Objective = Reproduce each of the items below verbatim, leaving the pictures out of your answer.

-- start The input --

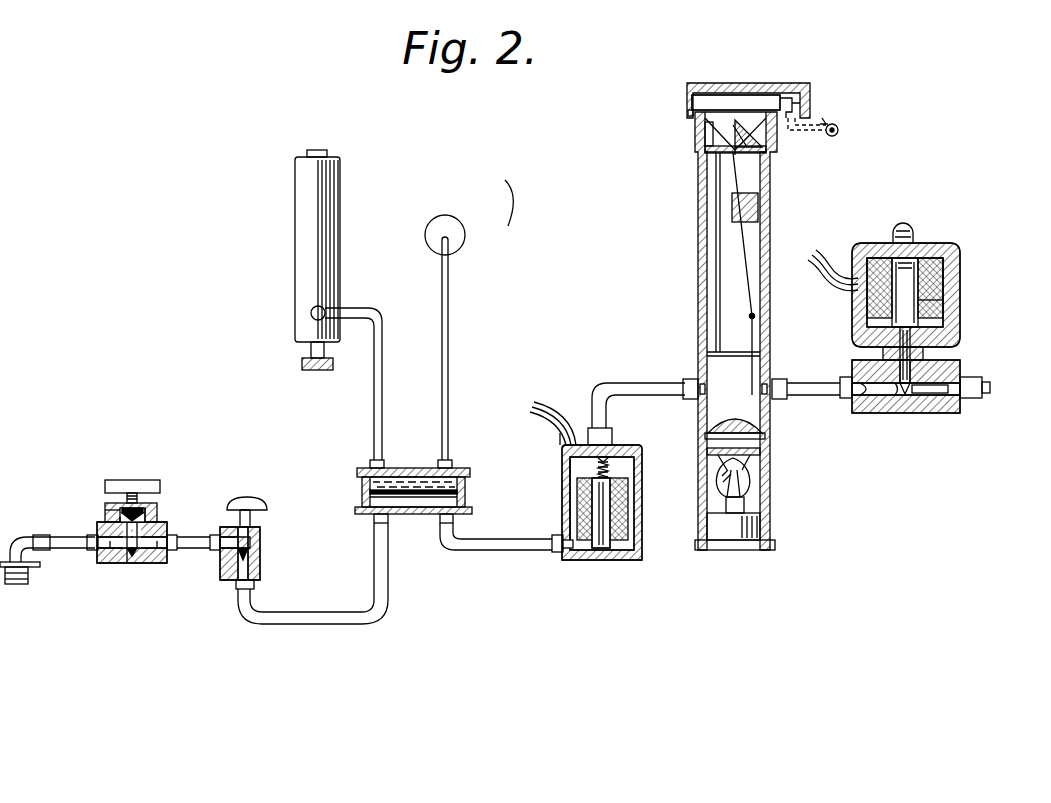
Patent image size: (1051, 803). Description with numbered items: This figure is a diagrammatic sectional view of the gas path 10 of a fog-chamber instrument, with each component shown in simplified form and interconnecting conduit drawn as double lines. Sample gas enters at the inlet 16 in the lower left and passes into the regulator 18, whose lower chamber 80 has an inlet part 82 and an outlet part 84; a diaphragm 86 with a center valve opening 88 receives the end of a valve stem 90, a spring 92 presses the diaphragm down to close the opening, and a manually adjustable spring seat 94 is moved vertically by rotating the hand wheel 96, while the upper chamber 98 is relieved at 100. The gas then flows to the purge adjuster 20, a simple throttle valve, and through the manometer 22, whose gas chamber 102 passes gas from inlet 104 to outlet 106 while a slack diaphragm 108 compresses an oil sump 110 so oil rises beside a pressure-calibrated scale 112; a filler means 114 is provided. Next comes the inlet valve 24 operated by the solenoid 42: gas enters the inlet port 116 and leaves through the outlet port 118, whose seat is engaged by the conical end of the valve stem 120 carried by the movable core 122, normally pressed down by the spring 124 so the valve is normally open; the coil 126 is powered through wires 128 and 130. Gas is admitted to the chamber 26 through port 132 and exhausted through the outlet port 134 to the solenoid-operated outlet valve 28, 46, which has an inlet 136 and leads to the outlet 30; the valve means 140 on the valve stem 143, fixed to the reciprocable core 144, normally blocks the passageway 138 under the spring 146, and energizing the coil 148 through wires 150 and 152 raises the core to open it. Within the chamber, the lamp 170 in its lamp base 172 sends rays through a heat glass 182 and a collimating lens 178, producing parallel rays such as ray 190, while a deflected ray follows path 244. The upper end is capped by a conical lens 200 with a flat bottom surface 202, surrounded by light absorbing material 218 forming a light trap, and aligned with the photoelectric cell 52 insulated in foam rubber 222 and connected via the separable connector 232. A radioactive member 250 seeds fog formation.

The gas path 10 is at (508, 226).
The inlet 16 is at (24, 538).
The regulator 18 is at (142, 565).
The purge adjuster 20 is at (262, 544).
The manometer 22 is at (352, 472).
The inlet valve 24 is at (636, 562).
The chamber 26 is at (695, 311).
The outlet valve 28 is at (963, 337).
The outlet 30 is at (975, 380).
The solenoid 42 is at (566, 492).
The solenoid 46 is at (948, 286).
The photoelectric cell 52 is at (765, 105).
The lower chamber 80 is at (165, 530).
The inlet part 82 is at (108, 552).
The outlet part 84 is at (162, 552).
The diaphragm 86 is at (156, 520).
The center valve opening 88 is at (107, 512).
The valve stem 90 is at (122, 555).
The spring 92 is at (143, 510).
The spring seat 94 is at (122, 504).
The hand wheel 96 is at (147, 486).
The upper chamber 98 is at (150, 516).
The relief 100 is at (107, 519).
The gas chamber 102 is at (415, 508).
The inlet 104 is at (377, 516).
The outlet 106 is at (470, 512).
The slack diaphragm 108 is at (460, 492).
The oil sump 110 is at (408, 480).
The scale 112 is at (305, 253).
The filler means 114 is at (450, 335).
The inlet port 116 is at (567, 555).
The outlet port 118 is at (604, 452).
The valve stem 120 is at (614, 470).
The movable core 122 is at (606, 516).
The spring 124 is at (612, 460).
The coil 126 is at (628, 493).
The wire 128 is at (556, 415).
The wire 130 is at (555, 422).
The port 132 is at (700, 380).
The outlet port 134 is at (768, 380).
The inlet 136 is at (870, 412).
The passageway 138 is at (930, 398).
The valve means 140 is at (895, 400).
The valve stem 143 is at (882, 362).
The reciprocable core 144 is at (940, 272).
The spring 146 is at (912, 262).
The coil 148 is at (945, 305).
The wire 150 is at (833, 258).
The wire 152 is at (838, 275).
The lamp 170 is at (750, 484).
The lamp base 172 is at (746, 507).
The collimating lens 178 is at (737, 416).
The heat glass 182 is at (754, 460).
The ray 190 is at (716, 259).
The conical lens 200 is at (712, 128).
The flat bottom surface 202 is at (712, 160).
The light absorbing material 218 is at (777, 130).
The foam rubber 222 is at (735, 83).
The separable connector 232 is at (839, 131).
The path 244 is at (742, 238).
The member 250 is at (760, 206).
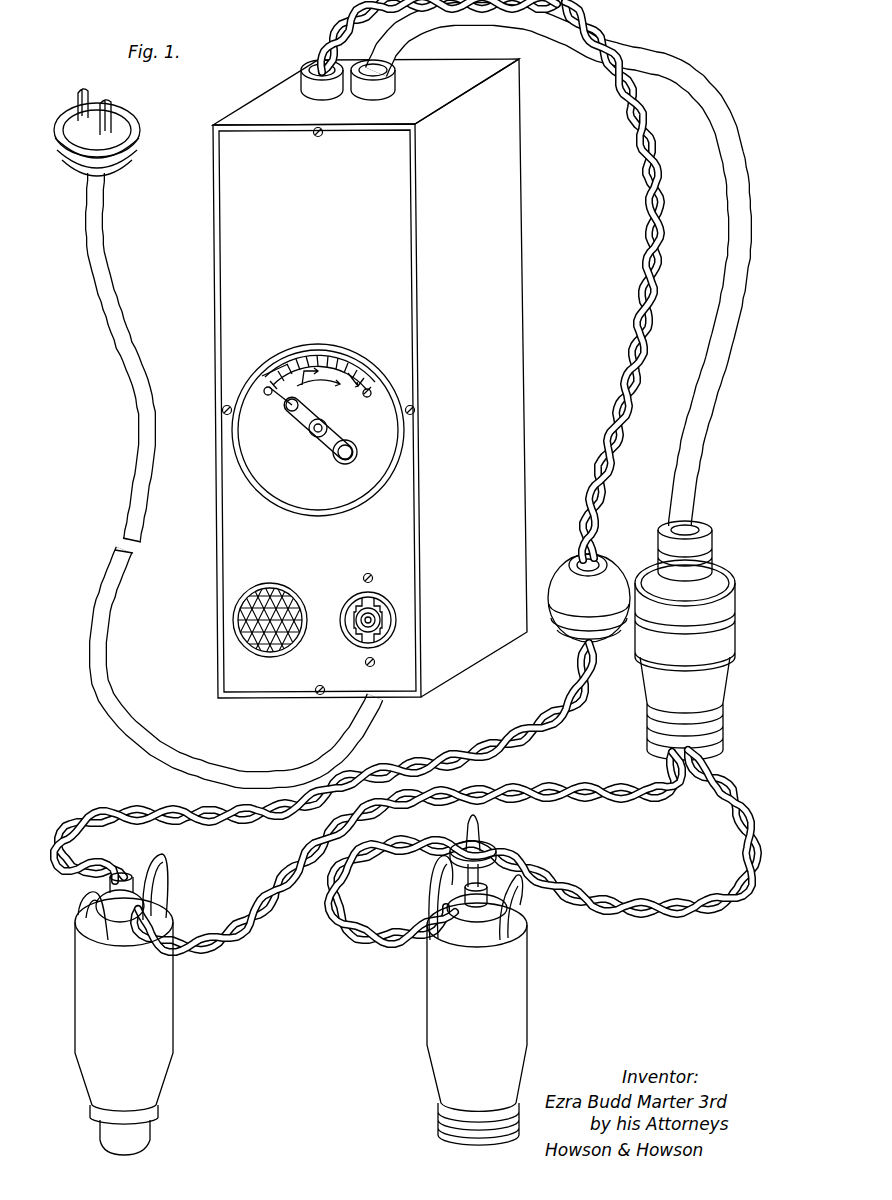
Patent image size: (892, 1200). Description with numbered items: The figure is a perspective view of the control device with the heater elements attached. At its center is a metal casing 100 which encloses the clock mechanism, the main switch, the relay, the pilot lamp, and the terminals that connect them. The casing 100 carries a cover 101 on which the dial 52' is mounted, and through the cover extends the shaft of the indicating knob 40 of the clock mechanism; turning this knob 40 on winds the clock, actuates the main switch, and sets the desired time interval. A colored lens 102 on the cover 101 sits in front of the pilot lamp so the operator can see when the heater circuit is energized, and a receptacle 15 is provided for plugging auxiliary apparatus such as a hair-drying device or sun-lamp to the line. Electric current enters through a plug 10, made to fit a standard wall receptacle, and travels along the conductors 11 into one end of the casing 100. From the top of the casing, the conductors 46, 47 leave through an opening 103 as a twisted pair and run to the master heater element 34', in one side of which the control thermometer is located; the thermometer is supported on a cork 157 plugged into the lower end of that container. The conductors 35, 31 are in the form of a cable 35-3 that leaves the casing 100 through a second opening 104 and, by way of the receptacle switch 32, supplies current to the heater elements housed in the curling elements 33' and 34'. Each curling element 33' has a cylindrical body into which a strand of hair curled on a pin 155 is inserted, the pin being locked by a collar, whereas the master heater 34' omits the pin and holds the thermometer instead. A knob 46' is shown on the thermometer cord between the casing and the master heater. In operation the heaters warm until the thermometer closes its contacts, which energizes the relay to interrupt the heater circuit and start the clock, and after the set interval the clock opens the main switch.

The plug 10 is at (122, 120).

-- end The input --

Response to this exercise =
Patent image size: (1051, 803). Description with numbered items: This figure is a diagrammatic sectional view of the gas path 10 of a fog-chamber instrument, with each component shown in simplified form and interconnecting conduit drawn as double lines. Sample gas enters at the inlet 16 in the lower left and passes into the regulator 18, whose lower chamber 80 has an inlet part 82 and an outlet part 84; a diaphragm 86 with a center valve opening 88 receives the end of a valve stem 90, a spring 92 presses the diaphragm down to close the opening, and a manually adjustable spring seat 94 is moved vertically by rotating the hand wheel 96, while the upper chamber 98 is relieved at 100. The gas then flows to the purge adjuster 20, a simple throttle valve, and through the manometer 22, whose gas chamber 102 passes gas from inlet 104 to outlet 106 while a slack diaphragm 108 compresses an oil sump 110 so oil rises beside a pressure-calibrated scale 112; a filler means 114 is provided. Next comes the inlet valve 24 operated by the solenoid 42: gas enters the inlet port 116 and leaves through the outlet port 118, whose seat is engaged by the conical end of the valve stem 120 carried by the movable core 122, normally pressed down by the spring 124 so the valve is normally open; the coil 126 is powered through wires 128 and 130. Gas is admitted to the chamber 26 through port 132 and exhausted through the outlet port 134 to the solenoid-operated outlet valve 28, 46, which has an inlet 136 and leads to the outlet 30; the valve means 140 on the valve stem 143, fixed to the reciprocable core 144, normally blocks the passageway 138 under the spring 146, and energizing the coil 148 through wires 150 and 152 raises the core to open it. Within the chamber, the lamp 170 in its lamp base 172 sends rays through a heat glass 182 and a collimating lens 178, producing parallel rays such as ray 190, while a deflected ray follows path 244. The upper end is capped by a conical lens 200 with a flat bottom surface 202, surrounded by light absorbing material 218 forming a light trap, and aligned with the photoelectric cell 52 insulated in foam rubber 222 and connected via the separable connector 232. A radioactive member 250 seeds fog formation.

The gas path 10 is at (508, 226).
The inlet 16 is at (24, 538).
The regulator 18 is at (142, 565).
The purge adjuster 20 is at (262, 544).
The manometer 22 is at (352, 472).
The inlet valve 24 is at (636, 562).
The chamber 26 is at (695, 311).
The outlet valve 28 is at (963, 337).
The outlet 30 is at (975, 380).
The solenoid 42 is at (566, 492).
The solenoid 46 is at (948, 286).
The photoelectric cell 52 is at (765, 105).
The lower chamber 80 is at (165, 530).
The inlet part 82 is at (108, 552).
The outlet part 84 is at (162, 552).
The diaphragm 86 is at (156, 520).
The center valve opening 88 is at (107, 512).
The valve stem 90 is at (122, 555).
The spring 92 is at (143, 510).
The spring seat 94 is at (122, 504).
The hand wheel 96 is at (147, 486).
The upper chamber 98 is at (150, 516).
The relief 100 is at (107, 519).
The gas chamber 102 is at (415, 508).
The inlet 104 is at (377, 516).
The outlet 106 is at (470, 512).
The slack diaphragm 108 is at (460, 492).
The oil sump 110 is at (408, 480).
The scale 112 is at (305, 253).
The filler means 114 is at (450, 335).
The inlet port 116 is at (567, 555).
The outlet port 118 is at (604, 452).
The valve stem 120 is at (614, 470).
The movable core 122 is at (606, 516).
The spring 124 is at (612, 460).
The coil 126 is at (628, 493).
The wire 128 is at (556, 415).
The wire 130 is at (555, 422).
The port 132 is at (700, 380).
The outlet port 134 is at (768, 380).
The inlet 136 is at (870, 412).
The passageway 138 is at (930, 398).
The valve means 140 is at (895, 400).
The valve stem 143 is at (882, 362).
The reciprocable core 144 is at (940, 272).
The spring 146 is at (912, 262).
The coil 148 is at (945, 305).
The wire 150 is at (833, 258).
The wire 152 is at (838, 275).
The lamp 170 is at (750, 484).
The lamp base 172 is at (746, 507).
The collimating lens 178 is at (737, 416).
The heat glass 182 is at (754, 460).
The ray 190 is at (716, 259).
The conical lens 200 is at (712, 128).
The flat bottom surface 202 is at (712, 160).
The light absorbing material 218 is at (777, 130).
The foam rubber 222 is at (735, 83).
The separable connector 232 is at (839, 131).
The path 244 is at (742, 238).
The member 250 is at (760, 206).
Patent image size: (892, 1200). Description with numbered items: The figure is a perspective view of the control device with the heater elements attached. At its center is a metal casing 100 which encloses the clock mechanism, the main switch, the relay, the pilot lamp, and the terminals that connect them. The casing 100 carries a cover 101 on which the dial 52' is mounted, and through the cover extends the shaft of the indicating knob 40 of the clock mechanism; turning this knob 40 on winds the clock, actuates the main switch, and sets the desired time interval. A colored lens 102 on the cover 101 sits in front of the pilot lamp so the operator can see when the heater circuit is energized, and a receptacle 15 is provided for plugging auxiliary apparatus such as a hair-drying device or sun-lamp to the line. Electric current enters through a plug 10, made to fit a standard wall receptacle, and travels along the conductors 11 into one end of the casing 100. From the top of the casing, the conductors 46, 47 leave through an opening 103 as a twisted pair and run to the master heater element 34', in one side of which the control thermometer is located; the thermometer is supported on a cork 157 plugged into the lower end of that container. The conductors 35, 31 are in the form of a cable 35-3 that leaves the casing 100 through a second opening 104 and, by way of the receptacle switch 32, supplies current to the heater elements housed in the curling elements 33' and 34'. Each curling element 33' has a cylindrical body into which a strand of hair curled on a pin 155 is inserted, the pin being locked by a collar, whereas the master heater 34' omits the pin and holds the thermometer instead. A knob 46' is shown on the thermometer cord between the casing and the master heater. In operation the heaters warm until the thermometer closes its contacts, which energizes the relay to interrupt the heater circuit and start the clock, and after the set interval the clock opens the main switch.

The plug 10 is at (122, 120).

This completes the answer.